■ **EXERCISE DATA**:
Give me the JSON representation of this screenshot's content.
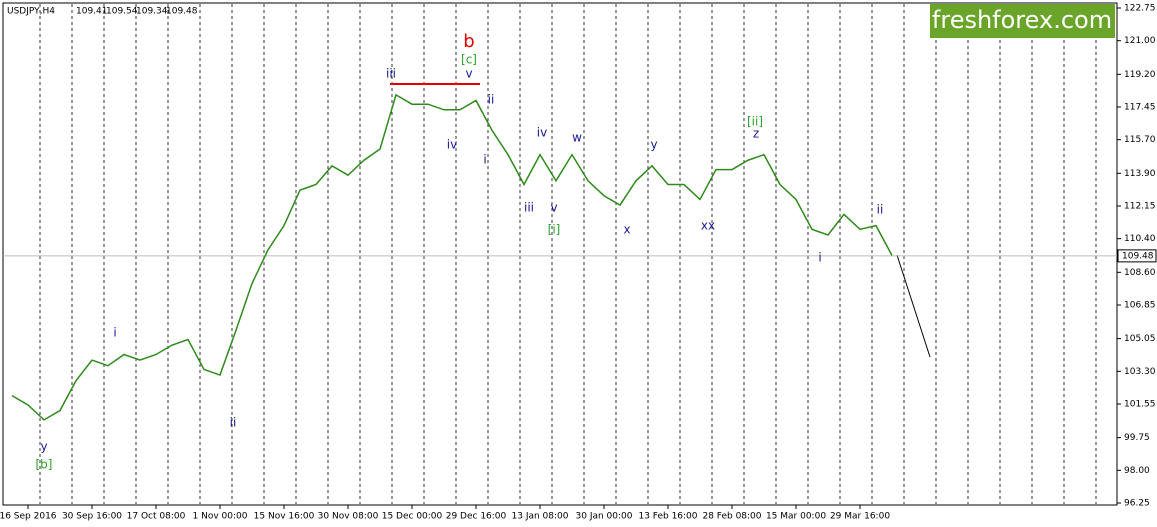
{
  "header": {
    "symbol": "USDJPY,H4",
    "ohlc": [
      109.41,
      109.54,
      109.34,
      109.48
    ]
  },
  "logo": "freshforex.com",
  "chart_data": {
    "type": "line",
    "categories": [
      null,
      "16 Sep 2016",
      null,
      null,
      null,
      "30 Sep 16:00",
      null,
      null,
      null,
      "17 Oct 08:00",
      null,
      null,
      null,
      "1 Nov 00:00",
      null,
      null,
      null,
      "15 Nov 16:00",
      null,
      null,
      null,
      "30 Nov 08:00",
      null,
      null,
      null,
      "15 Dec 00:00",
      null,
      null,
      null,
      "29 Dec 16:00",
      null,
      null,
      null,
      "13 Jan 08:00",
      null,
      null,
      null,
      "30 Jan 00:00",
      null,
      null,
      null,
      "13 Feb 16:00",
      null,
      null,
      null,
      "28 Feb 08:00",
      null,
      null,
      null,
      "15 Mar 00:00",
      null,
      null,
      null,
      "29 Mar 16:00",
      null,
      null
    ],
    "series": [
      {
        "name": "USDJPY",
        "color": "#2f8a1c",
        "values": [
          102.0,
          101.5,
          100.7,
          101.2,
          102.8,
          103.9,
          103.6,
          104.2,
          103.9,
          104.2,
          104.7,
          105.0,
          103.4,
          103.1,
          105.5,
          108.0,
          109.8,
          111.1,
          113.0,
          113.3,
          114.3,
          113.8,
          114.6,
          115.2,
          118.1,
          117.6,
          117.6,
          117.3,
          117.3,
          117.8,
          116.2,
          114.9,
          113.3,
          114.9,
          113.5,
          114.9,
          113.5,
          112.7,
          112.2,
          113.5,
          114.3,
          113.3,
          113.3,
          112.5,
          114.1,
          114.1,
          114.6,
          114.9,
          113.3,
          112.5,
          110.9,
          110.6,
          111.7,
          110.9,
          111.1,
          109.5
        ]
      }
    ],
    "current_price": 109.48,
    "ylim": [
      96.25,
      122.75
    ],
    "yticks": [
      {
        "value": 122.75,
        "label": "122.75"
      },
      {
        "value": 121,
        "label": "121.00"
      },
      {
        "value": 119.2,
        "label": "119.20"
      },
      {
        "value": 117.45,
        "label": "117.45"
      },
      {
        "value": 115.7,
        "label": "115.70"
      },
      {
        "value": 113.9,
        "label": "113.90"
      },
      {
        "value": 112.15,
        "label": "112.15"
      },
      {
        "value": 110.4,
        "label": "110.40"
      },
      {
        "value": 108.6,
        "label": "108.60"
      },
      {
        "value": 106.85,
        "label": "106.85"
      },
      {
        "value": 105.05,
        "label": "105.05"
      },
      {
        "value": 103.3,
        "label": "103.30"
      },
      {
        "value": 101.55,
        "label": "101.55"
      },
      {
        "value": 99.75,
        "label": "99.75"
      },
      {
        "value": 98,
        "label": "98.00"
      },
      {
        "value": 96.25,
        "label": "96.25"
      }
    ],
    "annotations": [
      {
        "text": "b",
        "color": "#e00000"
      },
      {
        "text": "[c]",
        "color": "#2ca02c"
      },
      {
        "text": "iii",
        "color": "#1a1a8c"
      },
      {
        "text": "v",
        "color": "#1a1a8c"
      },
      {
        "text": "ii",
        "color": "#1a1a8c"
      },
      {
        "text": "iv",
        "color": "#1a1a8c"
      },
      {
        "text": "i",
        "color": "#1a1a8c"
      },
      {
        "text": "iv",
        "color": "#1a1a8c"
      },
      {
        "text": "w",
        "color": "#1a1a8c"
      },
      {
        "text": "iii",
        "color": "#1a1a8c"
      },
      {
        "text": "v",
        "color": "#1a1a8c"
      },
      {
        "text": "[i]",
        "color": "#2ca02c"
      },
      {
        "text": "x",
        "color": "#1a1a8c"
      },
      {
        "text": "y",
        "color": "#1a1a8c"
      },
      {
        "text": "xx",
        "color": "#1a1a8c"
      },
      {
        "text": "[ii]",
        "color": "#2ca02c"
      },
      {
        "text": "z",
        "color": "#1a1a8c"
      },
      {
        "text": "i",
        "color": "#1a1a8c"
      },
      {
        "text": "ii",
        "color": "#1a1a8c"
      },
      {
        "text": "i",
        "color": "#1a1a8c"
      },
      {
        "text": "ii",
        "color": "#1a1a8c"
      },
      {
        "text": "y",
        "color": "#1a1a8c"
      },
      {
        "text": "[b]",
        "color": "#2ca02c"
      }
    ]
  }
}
==
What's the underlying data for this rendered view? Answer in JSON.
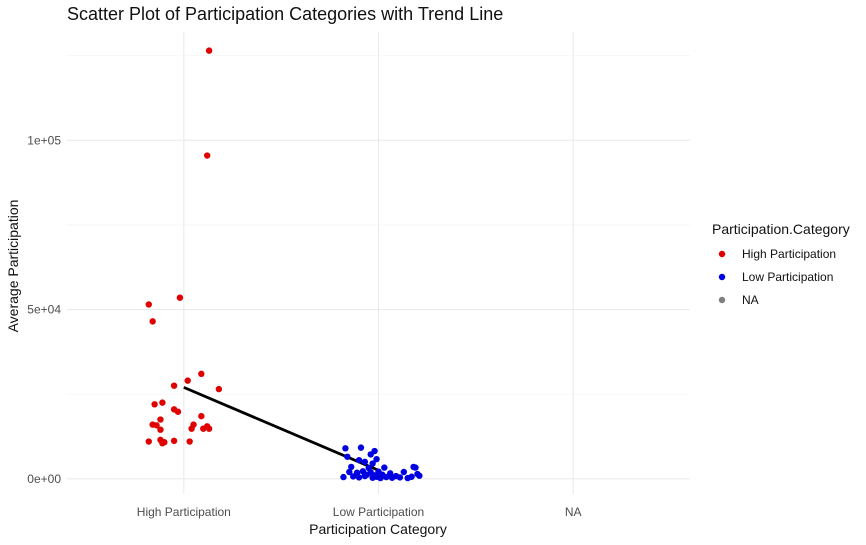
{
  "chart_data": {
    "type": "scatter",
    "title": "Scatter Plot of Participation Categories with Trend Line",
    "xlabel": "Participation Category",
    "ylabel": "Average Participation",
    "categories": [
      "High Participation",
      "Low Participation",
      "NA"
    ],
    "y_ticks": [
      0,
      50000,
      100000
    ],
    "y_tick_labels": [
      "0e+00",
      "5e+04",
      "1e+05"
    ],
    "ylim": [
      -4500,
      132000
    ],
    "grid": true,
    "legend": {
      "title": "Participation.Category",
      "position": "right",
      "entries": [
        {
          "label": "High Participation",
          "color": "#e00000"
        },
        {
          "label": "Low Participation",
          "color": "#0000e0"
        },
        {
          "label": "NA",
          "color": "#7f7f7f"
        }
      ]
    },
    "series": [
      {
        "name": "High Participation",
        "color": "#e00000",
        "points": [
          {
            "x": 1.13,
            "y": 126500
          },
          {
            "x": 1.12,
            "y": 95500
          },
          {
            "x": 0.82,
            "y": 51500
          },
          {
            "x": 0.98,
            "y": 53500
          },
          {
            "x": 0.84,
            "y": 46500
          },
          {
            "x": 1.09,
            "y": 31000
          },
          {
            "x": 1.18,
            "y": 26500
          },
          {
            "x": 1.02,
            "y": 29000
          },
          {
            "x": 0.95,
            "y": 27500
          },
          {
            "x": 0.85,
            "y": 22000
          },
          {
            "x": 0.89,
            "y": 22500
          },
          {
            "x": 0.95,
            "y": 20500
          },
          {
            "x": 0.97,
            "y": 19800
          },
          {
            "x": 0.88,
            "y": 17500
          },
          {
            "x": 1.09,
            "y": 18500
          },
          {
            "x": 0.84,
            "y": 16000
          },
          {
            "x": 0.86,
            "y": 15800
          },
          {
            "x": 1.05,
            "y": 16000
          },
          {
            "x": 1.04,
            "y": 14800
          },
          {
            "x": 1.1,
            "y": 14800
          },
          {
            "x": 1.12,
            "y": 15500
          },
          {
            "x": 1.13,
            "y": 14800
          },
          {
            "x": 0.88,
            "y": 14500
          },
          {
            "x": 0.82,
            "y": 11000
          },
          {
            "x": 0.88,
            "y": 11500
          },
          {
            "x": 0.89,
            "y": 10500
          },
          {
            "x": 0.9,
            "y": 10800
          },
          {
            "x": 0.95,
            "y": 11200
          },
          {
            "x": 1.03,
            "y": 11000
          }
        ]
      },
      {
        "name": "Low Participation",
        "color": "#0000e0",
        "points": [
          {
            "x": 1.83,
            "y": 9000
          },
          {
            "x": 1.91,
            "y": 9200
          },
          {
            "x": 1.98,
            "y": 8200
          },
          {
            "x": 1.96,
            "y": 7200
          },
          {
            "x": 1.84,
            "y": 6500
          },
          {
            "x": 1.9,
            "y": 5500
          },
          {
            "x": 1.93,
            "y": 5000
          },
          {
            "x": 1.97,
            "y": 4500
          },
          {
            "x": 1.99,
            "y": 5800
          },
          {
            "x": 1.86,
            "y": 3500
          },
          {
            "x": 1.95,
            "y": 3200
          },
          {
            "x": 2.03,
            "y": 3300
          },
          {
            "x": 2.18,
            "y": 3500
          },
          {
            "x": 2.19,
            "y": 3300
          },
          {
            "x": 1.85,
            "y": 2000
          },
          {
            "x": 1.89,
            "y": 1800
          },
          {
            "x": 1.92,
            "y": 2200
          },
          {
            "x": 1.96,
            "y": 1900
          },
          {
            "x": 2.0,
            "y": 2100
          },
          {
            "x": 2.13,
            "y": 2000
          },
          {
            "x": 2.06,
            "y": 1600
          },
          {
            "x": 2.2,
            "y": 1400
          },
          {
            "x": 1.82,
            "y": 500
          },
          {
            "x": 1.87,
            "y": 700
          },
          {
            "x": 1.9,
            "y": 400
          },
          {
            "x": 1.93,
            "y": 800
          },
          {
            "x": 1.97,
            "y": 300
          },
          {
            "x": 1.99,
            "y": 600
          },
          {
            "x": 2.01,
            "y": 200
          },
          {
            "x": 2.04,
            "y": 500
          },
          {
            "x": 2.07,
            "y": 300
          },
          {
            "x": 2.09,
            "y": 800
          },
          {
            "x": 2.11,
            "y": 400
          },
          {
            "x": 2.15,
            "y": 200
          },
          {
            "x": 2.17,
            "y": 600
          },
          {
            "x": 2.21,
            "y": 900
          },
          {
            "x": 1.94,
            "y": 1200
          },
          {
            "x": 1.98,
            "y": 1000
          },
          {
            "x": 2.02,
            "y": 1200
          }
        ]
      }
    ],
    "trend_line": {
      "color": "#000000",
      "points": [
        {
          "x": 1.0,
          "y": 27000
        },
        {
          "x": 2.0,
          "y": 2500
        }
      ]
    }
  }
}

■ **DO THIS**:
Take each line containing the string "High" and copy it out.

■ **FINISHED EXERCISE**:
      "High Participation",
          "label": "High Participation",
        "name": "High Participation",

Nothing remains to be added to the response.